> _DATASET EXTRACT_:
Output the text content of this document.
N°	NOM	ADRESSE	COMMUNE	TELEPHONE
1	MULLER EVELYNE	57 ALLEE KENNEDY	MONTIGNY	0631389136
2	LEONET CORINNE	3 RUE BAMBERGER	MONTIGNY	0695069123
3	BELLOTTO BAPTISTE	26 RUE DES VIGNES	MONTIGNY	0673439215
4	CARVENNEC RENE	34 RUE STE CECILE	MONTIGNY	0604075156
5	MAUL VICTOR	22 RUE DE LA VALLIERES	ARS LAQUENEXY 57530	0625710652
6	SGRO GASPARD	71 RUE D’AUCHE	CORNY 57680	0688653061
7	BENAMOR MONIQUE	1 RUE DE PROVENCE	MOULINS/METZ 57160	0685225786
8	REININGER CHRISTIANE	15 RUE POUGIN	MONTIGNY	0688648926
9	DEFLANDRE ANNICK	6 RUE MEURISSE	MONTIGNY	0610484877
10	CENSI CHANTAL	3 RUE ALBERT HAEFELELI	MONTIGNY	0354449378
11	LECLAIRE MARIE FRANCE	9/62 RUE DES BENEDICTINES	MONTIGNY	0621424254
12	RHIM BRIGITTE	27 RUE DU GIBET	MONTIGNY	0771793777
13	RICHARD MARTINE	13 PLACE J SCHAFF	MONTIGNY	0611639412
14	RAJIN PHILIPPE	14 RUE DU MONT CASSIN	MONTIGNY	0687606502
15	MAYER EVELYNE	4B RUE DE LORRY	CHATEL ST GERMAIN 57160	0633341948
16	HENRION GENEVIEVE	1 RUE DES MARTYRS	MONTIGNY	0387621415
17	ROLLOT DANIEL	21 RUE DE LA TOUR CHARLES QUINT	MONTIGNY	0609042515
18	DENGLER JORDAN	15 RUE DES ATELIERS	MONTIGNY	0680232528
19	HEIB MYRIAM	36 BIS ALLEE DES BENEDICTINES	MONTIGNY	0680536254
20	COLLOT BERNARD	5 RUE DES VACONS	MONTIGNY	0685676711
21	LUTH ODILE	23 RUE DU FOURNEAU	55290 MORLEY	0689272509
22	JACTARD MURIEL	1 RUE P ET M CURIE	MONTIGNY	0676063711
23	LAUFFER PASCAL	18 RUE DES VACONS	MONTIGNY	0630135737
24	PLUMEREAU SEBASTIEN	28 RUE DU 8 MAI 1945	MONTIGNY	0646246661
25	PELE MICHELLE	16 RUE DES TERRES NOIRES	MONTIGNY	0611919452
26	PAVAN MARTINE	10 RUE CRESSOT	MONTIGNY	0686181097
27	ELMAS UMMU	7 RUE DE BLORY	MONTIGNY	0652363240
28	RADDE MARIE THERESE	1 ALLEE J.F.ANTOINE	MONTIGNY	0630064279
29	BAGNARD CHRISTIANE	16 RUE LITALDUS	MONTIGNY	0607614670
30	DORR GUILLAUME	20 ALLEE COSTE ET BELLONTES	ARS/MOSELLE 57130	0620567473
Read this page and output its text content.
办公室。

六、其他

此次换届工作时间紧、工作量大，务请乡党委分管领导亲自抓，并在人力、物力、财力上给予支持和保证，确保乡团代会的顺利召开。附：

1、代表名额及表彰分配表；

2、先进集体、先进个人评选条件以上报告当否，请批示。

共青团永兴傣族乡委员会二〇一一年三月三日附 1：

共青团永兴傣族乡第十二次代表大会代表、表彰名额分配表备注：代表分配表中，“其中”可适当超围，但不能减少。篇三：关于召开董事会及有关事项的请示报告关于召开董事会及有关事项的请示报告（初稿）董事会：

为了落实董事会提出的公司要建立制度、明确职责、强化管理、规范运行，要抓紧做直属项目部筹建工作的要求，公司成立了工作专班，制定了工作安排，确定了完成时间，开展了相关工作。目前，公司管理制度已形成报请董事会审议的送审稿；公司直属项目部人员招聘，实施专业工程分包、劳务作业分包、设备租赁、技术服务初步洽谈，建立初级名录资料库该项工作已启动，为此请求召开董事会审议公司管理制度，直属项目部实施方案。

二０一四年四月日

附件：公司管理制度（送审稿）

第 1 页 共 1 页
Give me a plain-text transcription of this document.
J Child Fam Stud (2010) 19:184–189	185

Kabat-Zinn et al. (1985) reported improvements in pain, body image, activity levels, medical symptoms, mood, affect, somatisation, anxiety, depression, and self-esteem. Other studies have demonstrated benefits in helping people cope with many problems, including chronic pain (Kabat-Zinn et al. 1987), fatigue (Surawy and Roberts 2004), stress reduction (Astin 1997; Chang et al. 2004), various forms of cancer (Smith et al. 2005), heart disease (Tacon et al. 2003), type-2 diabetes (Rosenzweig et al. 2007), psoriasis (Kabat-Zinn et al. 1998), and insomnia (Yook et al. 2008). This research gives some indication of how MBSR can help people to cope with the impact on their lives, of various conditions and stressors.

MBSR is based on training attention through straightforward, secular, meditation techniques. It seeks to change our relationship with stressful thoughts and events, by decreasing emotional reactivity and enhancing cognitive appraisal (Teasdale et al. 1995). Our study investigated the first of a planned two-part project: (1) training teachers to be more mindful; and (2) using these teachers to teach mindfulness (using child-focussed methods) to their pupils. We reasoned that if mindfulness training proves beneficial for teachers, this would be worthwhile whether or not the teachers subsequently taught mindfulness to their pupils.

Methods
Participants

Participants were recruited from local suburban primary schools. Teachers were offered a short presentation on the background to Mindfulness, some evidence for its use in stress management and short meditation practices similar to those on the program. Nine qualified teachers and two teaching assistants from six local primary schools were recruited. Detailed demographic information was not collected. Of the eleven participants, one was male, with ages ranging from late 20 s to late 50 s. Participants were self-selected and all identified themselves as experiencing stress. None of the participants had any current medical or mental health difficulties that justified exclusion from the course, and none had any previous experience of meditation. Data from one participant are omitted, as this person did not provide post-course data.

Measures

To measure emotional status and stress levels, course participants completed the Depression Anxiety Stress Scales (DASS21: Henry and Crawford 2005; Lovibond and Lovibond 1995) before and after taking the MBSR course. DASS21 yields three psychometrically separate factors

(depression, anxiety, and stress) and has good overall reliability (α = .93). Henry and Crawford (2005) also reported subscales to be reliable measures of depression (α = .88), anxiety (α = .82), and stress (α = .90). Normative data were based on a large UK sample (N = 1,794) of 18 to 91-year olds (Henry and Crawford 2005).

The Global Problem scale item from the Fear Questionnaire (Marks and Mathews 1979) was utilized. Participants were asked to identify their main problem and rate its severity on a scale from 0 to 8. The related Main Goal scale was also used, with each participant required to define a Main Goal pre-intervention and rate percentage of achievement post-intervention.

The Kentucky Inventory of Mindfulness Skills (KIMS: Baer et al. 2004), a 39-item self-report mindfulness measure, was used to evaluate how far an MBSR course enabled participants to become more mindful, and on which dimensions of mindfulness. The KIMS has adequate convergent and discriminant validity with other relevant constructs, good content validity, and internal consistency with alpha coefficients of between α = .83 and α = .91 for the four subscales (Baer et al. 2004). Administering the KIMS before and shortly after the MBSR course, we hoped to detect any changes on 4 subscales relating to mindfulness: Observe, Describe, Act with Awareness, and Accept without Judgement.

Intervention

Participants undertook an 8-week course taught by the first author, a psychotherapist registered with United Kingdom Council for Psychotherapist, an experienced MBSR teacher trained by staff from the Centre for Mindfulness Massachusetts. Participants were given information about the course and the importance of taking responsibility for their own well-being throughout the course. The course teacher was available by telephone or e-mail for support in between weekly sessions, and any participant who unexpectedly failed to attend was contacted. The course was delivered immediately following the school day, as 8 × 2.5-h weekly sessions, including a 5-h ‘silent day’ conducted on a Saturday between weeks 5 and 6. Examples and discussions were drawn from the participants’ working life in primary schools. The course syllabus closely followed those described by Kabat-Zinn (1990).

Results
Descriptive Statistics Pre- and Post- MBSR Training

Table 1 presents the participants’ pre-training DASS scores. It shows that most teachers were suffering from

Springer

> _WHAT THE TASK ASKS_:
Which lines of the material contain the string "MARTINE"? List each of them.

> _FINISHED ANSWER_:
13	RICHARD MARTINE	13 PLACE J SCHAFF	MONTIGNY	0611639412
26	PAVAN MARTINE	10 RUE CRESSOT	MONTIGNY	0686181097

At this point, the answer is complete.